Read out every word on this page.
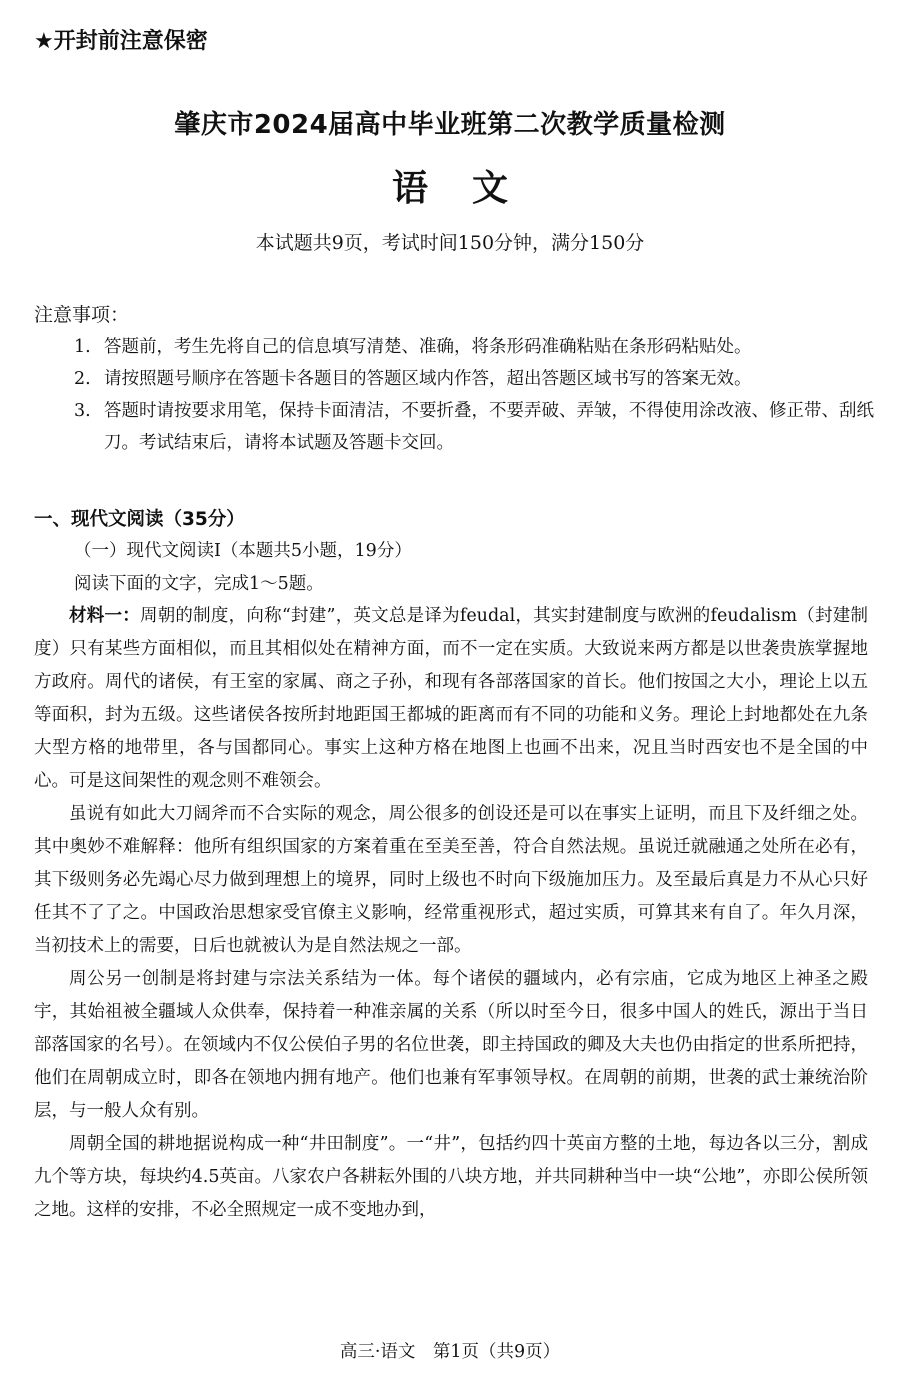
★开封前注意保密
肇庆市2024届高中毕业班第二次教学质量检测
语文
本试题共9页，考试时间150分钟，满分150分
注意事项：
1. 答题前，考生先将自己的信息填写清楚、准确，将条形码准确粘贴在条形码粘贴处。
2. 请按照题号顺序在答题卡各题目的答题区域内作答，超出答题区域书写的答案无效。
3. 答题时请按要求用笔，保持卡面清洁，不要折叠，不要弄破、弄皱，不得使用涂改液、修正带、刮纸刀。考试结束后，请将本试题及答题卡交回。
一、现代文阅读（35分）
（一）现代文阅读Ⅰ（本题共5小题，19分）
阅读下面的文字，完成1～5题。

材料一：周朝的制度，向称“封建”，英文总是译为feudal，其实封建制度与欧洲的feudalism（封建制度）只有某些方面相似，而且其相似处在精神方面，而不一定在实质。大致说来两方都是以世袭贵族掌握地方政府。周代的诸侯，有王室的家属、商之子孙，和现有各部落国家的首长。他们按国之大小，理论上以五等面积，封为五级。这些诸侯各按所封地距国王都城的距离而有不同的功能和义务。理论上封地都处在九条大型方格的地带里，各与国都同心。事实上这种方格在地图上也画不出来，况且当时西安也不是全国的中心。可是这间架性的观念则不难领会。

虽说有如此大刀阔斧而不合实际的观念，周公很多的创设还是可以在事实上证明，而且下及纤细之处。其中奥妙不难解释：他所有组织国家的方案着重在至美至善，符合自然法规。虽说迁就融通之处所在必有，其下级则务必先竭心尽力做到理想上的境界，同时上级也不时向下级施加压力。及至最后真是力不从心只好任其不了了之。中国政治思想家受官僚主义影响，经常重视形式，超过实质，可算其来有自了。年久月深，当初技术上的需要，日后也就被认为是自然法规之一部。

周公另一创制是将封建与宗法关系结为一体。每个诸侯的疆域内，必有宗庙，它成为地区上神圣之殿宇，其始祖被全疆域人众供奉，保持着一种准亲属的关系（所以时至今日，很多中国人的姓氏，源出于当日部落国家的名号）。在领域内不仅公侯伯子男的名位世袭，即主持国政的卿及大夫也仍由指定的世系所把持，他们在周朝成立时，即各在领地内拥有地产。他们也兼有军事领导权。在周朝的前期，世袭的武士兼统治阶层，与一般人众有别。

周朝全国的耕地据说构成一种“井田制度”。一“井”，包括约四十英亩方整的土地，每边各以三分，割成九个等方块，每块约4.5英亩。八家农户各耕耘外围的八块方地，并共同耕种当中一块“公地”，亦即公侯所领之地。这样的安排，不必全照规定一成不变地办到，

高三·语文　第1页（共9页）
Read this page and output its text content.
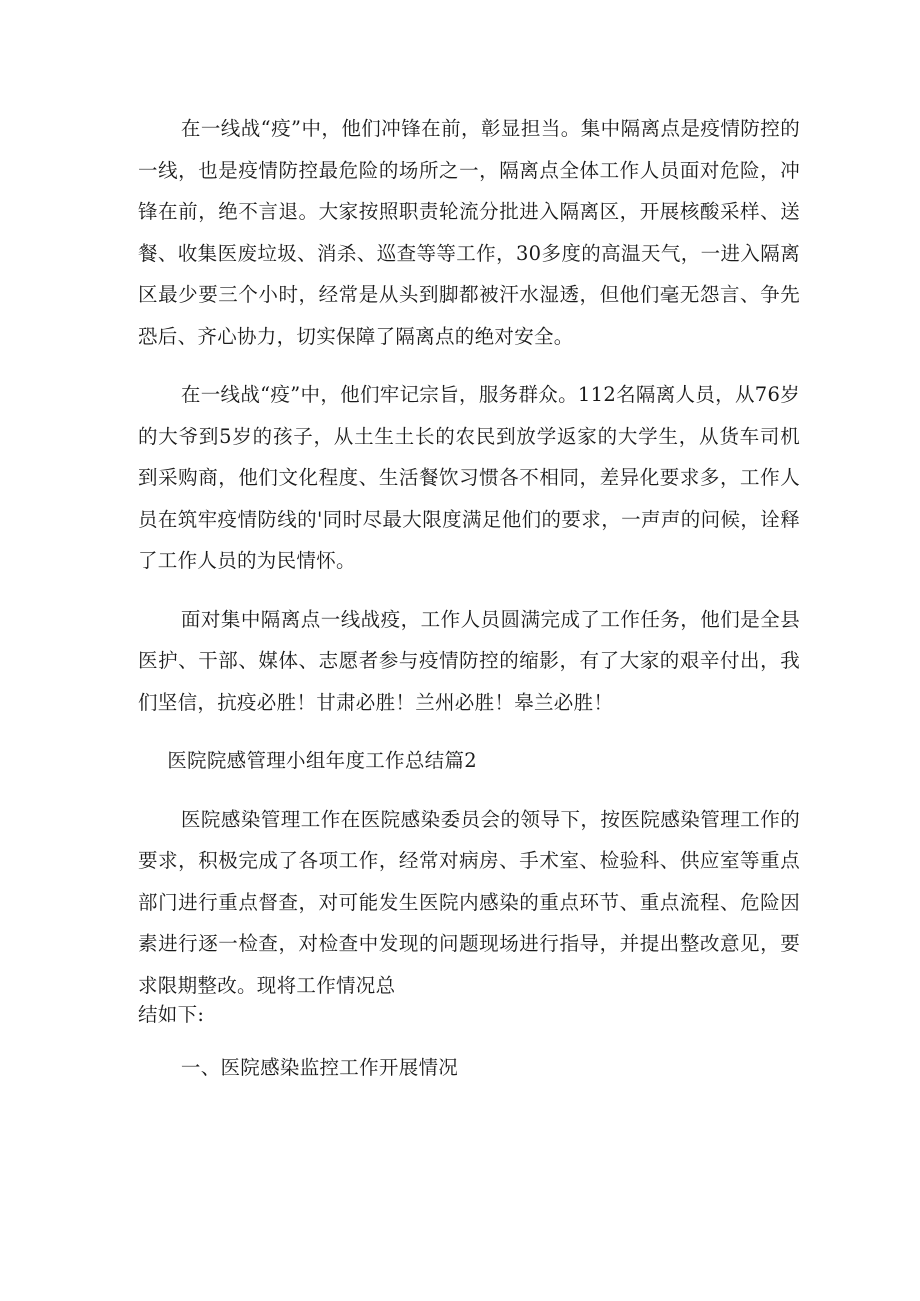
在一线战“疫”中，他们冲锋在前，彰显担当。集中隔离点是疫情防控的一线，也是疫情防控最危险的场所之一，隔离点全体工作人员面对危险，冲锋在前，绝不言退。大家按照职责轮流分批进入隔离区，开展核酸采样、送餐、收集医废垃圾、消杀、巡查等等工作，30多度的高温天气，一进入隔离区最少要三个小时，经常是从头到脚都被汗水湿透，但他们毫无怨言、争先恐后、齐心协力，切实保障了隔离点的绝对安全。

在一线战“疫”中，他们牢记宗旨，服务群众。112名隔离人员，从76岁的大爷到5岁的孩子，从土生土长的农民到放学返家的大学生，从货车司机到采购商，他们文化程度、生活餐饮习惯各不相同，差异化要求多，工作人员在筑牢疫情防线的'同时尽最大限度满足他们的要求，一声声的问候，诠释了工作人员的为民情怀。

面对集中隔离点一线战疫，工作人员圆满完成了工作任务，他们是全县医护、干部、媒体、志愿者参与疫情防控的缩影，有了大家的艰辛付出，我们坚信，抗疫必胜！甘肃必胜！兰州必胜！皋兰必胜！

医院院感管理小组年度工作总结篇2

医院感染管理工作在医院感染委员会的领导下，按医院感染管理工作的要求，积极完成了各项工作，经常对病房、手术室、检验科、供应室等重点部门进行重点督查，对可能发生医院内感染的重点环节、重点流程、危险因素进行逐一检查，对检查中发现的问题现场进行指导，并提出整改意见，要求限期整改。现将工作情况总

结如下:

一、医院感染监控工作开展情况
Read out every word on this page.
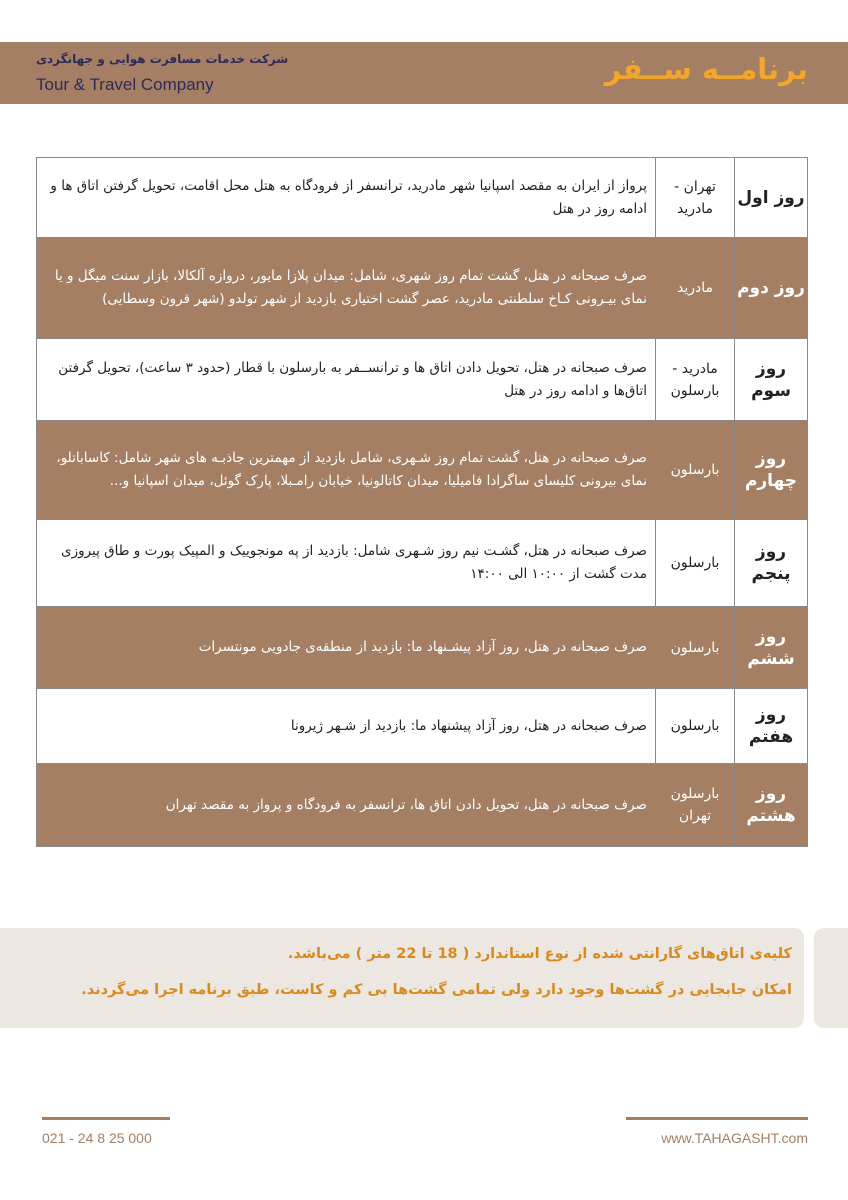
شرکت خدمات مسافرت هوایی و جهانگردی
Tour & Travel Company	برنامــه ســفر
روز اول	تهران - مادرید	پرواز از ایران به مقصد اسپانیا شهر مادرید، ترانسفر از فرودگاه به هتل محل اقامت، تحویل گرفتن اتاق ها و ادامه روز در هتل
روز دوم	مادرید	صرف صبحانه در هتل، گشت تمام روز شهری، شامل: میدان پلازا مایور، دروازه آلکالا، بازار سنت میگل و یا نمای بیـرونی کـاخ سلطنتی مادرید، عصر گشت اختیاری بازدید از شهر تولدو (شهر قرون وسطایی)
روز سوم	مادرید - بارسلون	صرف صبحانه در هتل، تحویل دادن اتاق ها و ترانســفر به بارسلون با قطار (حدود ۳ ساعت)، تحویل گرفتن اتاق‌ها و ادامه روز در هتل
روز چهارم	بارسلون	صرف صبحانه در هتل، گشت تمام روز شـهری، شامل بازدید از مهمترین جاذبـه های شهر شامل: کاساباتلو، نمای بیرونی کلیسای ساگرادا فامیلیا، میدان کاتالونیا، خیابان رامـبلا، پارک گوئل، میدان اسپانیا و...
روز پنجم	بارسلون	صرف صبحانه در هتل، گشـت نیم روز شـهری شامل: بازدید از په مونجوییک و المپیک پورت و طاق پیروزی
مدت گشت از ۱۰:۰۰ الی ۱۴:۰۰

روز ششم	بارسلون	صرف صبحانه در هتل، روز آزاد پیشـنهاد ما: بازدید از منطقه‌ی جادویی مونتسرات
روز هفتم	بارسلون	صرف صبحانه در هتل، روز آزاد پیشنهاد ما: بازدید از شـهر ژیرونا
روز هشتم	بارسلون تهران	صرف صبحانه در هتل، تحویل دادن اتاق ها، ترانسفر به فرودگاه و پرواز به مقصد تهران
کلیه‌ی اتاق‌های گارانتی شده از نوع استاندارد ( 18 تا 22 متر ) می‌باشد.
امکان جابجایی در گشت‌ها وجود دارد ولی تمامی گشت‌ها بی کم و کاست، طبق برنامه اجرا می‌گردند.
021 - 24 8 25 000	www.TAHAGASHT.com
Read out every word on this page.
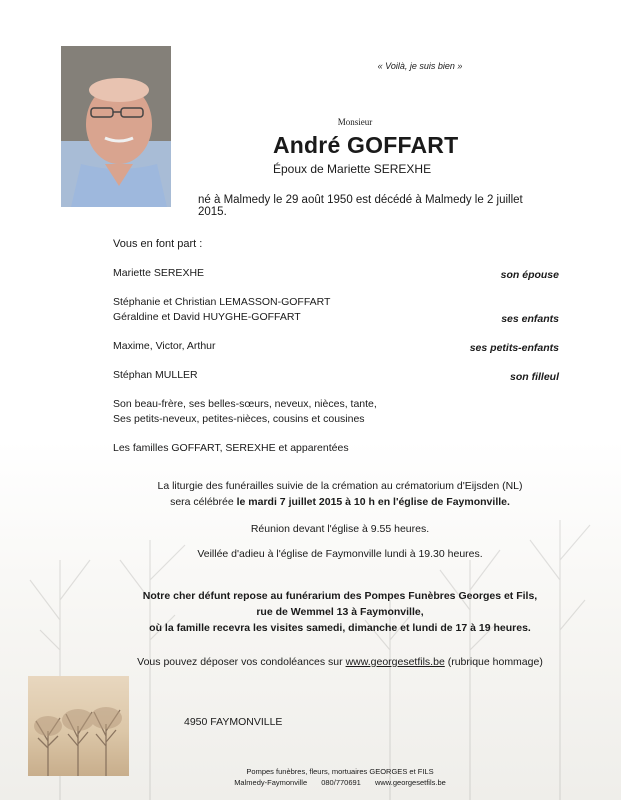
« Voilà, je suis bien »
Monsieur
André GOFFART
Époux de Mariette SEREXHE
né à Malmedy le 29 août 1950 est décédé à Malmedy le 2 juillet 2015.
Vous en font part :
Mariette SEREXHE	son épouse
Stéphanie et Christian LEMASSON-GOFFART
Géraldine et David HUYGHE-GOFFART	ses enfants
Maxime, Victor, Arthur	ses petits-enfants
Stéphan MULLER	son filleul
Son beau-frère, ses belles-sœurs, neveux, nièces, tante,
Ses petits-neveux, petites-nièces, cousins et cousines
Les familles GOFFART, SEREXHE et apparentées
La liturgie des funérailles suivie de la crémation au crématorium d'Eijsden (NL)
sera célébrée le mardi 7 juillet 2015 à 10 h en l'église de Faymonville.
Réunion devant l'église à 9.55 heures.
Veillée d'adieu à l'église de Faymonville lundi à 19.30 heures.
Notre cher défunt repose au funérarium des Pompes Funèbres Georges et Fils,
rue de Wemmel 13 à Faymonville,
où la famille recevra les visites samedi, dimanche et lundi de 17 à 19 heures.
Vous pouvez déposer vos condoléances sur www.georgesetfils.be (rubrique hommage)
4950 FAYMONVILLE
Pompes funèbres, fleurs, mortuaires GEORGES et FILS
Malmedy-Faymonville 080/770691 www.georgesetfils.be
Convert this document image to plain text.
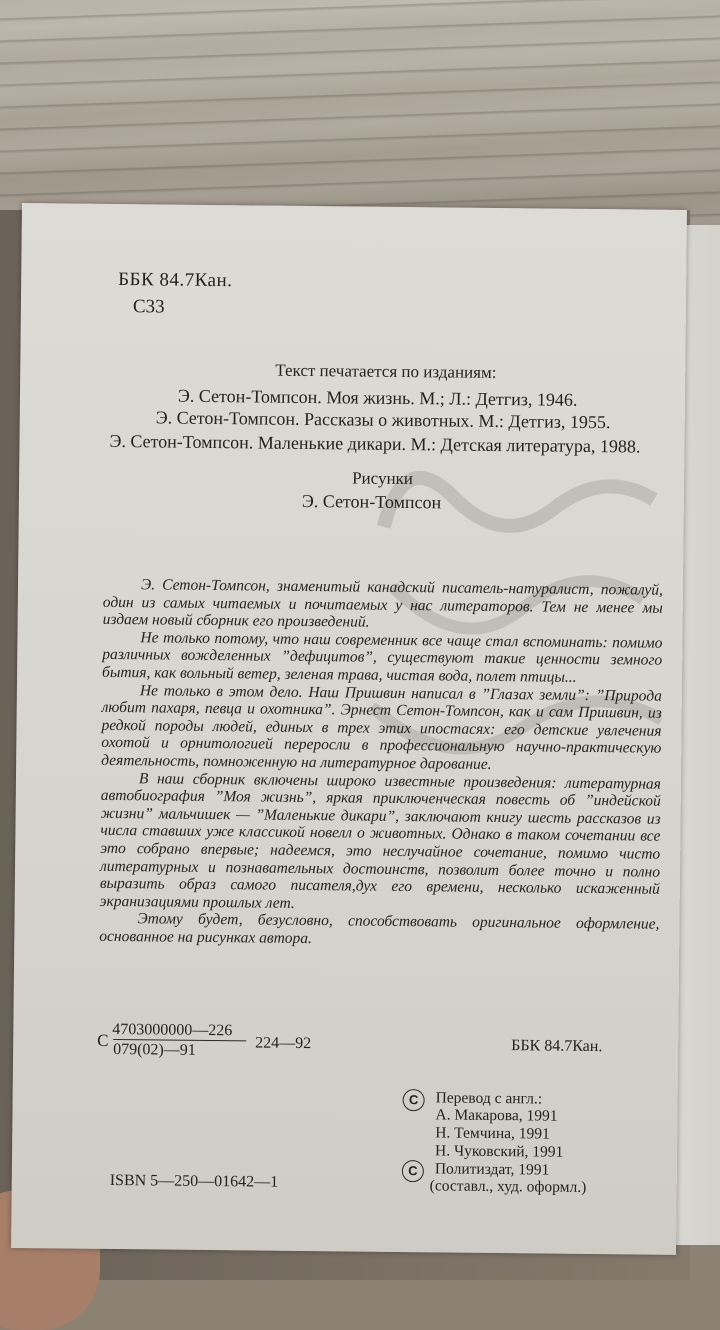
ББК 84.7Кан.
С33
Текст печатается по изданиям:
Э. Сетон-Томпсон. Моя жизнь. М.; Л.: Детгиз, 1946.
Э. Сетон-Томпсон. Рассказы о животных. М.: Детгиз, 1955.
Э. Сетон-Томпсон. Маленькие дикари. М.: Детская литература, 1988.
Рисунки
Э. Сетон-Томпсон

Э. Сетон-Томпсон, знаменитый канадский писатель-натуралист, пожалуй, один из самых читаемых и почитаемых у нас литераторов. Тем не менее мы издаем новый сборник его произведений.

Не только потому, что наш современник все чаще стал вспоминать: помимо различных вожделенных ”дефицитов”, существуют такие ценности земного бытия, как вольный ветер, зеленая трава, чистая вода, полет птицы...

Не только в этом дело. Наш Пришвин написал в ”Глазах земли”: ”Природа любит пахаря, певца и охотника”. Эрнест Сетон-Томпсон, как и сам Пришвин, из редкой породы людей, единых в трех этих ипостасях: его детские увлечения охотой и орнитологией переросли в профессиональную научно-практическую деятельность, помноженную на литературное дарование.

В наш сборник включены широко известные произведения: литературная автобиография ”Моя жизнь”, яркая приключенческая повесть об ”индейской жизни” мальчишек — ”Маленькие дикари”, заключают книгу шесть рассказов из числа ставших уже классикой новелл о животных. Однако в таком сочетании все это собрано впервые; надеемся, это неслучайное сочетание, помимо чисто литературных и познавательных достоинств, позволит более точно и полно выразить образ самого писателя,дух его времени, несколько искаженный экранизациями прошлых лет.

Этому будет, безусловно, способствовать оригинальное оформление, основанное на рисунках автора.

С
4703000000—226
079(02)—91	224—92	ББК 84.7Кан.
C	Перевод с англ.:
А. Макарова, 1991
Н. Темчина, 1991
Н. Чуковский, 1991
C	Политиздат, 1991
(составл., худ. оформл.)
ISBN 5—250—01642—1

# SHORT TASK
Locate the word "Vous" in the records above, and return each line that has it.

# ANSWER TO THIS PROBLEM
Vous en font part :
Vous pouvez déposer vos condoléances sur www.georgesetfils.be (rubrique hommage)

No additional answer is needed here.